## Required task
Reproduce all the entries exactly.

--- start Records provided ---

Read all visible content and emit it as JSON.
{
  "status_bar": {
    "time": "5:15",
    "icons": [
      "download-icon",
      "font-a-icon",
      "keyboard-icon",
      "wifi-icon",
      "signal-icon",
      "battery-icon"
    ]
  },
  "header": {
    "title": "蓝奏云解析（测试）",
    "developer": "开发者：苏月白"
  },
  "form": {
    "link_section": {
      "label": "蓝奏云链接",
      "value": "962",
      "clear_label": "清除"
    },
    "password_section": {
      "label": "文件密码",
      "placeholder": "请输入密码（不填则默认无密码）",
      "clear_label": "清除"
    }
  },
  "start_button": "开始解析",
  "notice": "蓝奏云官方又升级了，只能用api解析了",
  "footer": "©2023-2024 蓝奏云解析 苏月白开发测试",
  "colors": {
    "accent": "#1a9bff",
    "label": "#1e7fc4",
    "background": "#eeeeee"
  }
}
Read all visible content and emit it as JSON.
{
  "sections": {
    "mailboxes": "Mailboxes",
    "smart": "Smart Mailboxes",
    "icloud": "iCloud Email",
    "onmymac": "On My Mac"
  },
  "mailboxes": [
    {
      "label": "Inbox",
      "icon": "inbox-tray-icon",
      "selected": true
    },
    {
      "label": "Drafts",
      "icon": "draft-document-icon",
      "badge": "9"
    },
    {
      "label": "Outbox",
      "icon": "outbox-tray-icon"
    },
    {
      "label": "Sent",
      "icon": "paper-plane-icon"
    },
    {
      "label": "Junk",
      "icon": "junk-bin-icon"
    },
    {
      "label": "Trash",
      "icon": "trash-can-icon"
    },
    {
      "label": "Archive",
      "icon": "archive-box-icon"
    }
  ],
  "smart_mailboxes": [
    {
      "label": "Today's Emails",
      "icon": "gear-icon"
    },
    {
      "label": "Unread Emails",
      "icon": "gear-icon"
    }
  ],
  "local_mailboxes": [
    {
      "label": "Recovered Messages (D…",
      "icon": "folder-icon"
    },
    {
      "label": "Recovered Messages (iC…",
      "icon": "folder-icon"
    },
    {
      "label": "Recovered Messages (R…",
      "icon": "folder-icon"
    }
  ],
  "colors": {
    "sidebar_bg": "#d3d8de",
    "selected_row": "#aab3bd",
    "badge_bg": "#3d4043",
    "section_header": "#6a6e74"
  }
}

--- end Records provided ---

## Exercise response
Read all visible content and emit it as JSON.
{
  "status_bar": {
    "time": "5:15",
    "icons": [
      "download-icon",
      "font-a-icon",
      "keyboard-icon",
      "wifi-icon",
      "signal-icon",
      "battery-icon"
    ]
  },
  "header": {
    "title": "蓝奏云解析（测试）",
    "developer": "开发者：苏月白"
  },
  "form": {
    "link_section": {
      "label": "蓝奏云链接",
      "value": "962",
      "clear_label": "清除"
    },
    "password_section": {
      "label": "文件密码",
      "placeholder": "请输入密码（不填则默认无密码）",
      "clear_label": "清除"
    }
  },
  "start_button": "开始解析",
  "notice": "蓝奏云官方又升级了，只能用api解析了",
  "footer": "©2023-2024 蓝奏云解析 苏月白开发测试",
  "colors": {
    "accent": "#1a9bff",
    "label": "#1e7fc4",
    "background": "#eeeeee"
  }
}
Read all visible content and emit it as JSON.
{
  "sections": {
    "mailboxes": "Mailboxes",
    "smart": "Smart Mailboxes",
    "icloud": "iCloud Email",
    "onmymac": "On My Mac"
  },
  "mailboxes": [
    {
      "label": "Inbox",
      "icon": "inbox-tray-icon",
      "selected": true
    },
    {
      "label": "Drafts",
      "icon": "draft-document-icon",
      "badge": "9"
    },
    {
      "label": "Outbox",
      "icon": "outbox-tray-icon"
    },
    {
      "label": "Sent",
      "icon": "paper-plane-icon"
    },
    {
      "label": "Junk",
      "icon": "junk-bin-icon"
    },
    {
      "label": "Trash",
      "icon": "trash-can-icon"
    },
    {
      "label": "Archive",
      "icon": "archive-box-icon"
    }
  ],
  "smart_mailboxes": [
    {
      "label": "Today's Emails",
      "icon": "gear-icon"
    },
    {
      "label": "Unread Emails",
      "icon": "gear-icon"
    }
  ],
  "local_mailboxes": [
    {
      "label": "Recovered Messages (D…",
      "icon": "folder-icon"
    },
    {
      "label": "Recovered Messages (iC…",
      "icon": "folder-icon"
    },
    {
      "label": "Recovered Messages (R…",
      "icon": "folder-icon"
    }
  ],
  "colors": {
    "sidebar_bg": "#d3d8de",
    "selected_row": "#aab3bd",
    "badge_bg": "#3d4043",
    "section_header": "#6a6e74"
  }
}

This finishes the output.